>> start

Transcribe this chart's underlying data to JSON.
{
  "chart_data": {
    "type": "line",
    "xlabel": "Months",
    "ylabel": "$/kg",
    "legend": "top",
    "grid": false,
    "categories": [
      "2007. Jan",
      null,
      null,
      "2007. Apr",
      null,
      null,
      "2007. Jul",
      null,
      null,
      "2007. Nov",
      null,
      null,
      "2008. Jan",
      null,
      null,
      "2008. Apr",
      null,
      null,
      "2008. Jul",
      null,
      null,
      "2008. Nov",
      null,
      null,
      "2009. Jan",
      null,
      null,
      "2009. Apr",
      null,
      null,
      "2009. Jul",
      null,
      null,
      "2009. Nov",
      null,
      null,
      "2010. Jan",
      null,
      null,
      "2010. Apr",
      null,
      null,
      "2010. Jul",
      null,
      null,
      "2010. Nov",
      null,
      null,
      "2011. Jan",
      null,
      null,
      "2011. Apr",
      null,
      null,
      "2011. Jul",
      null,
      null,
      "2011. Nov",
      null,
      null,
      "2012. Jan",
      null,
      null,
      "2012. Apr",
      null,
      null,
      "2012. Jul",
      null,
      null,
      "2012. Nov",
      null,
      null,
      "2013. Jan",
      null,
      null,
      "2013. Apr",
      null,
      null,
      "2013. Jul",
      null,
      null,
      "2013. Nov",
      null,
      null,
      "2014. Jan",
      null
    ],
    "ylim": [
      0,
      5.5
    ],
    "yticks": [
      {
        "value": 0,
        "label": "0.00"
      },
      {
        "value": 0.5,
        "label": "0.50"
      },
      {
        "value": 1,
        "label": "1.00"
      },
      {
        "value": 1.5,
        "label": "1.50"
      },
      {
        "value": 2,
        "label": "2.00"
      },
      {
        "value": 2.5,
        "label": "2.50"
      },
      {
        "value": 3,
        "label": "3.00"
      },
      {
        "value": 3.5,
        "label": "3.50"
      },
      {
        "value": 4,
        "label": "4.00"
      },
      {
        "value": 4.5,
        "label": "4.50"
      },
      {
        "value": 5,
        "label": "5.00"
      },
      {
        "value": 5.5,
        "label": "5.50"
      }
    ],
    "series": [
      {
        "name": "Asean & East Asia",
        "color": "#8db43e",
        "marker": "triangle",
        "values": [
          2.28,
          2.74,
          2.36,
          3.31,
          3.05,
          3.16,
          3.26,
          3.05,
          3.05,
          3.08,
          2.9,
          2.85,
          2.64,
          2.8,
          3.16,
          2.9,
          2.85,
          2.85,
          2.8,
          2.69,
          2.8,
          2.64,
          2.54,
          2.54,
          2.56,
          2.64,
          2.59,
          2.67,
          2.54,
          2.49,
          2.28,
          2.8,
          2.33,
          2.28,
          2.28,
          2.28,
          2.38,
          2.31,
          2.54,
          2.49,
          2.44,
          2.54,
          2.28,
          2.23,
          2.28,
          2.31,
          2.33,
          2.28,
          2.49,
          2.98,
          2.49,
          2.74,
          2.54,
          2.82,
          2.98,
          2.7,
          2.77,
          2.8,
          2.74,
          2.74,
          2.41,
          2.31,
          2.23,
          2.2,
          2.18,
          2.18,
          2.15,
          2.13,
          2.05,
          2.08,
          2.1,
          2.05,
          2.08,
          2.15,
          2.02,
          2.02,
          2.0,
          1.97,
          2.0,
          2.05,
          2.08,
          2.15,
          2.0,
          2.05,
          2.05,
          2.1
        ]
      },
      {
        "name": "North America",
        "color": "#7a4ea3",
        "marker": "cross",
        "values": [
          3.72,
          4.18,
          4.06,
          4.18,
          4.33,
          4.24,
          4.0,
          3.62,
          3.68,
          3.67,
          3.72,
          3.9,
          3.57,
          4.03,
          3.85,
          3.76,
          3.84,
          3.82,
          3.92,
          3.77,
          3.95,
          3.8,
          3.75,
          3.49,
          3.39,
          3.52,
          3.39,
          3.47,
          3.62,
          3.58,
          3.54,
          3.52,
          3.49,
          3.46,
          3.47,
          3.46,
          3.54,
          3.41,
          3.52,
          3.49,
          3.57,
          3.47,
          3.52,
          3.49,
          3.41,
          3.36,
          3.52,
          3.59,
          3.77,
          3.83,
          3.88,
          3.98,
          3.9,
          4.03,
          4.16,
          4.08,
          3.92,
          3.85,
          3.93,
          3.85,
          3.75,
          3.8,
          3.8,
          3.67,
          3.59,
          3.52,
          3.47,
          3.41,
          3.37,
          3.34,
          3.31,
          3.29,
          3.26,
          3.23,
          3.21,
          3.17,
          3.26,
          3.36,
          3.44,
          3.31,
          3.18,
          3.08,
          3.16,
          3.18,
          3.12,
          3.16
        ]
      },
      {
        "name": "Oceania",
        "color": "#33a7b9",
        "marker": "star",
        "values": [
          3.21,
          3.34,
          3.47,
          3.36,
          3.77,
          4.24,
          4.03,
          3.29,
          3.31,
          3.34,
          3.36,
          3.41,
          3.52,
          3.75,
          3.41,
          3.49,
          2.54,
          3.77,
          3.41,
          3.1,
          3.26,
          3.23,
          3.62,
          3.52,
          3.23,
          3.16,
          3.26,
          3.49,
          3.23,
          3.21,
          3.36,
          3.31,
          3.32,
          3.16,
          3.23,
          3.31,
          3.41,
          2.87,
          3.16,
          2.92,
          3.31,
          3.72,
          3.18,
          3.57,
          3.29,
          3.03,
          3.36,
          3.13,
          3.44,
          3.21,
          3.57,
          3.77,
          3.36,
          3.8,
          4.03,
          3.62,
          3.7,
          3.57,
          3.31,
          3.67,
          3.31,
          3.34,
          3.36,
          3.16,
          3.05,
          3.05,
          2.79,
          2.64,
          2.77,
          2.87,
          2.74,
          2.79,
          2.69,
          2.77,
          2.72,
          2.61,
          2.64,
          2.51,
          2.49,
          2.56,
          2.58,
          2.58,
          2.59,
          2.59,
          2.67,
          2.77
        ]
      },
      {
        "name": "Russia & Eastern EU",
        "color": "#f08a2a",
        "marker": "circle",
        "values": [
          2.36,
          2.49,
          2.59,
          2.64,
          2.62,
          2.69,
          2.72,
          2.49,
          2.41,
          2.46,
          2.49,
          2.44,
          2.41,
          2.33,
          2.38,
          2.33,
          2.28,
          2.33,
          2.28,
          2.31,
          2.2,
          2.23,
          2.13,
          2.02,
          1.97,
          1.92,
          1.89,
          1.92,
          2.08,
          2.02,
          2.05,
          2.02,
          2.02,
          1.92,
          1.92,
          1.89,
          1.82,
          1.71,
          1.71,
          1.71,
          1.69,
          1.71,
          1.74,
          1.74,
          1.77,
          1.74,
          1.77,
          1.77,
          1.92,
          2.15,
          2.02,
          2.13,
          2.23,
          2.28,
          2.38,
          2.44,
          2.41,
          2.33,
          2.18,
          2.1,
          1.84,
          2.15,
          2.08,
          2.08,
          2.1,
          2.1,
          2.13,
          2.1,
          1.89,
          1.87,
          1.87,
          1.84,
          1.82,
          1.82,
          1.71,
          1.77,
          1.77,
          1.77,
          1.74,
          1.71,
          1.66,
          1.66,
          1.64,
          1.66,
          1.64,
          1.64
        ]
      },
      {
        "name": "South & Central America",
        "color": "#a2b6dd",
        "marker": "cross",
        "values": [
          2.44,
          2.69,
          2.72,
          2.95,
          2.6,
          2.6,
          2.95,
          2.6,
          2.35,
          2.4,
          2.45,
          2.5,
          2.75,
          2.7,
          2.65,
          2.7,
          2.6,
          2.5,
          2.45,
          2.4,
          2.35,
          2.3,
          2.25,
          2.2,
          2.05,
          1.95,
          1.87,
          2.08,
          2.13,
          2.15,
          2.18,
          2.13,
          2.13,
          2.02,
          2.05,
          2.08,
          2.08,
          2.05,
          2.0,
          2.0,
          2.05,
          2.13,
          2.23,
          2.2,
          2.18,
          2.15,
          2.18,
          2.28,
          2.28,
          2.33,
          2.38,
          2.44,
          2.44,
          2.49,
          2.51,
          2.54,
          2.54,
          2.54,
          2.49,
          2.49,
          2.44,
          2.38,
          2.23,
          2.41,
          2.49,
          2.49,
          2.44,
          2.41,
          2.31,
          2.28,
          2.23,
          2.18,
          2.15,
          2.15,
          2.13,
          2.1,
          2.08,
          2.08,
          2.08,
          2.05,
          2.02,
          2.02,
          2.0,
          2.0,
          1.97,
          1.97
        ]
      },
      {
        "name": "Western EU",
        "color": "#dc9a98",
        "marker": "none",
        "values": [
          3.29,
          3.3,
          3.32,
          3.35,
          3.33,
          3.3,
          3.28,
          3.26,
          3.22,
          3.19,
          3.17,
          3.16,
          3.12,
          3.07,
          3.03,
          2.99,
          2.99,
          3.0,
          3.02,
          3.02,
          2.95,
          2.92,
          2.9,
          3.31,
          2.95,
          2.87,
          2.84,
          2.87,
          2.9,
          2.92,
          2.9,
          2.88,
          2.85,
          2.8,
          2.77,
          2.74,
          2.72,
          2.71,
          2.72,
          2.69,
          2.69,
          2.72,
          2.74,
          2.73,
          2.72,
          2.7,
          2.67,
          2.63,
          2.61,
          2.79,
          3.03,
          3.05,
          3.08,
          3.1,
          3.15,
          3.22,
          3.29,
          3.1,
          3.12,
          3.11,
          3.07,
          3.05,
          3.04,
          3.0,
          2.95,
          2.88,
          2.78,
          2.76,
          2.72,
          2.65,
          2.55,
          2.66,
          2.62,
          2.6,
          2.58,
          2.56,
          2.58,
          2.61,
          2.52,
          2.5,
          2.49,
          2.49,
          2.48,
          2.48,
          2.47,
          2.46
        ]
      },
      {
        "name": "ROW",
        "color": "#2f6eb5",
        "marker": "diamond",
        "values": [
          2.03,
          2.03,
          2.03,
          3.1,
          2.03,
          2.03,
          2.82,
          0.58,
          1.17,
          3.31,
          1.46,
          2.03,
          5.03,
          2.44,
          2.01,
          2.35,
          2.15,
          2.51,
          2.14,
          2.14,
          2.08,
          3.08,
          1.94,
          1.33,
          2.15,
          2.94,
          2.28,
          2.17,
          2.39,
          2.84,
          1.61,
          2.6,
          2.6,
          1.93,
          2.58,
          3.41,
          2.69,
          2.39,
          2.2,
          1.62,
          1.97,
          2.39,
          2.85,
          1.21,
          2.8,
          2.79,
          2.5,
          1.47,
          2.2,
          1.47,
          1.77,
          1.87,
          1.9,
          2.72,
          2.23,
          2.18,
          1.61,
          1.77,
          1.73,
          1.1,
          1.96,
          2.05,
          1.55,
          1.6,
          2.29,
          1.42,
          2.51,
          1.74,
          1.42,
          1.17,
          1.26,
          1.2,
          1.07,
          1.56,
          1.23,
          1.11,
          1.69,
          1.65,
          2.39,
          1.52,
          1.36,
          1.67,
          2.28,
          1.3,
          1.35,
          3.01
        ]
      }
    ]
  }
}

>> end

What the task requires :: Report each line in the data that holds the word "marker".

Answer below ::
        "marker": "triangle",
        "marker": "cross",
        "marker": "star",
        "marker": "circle",
        "marker": "cross",
        "marker": "none",
        "marker": "diamond",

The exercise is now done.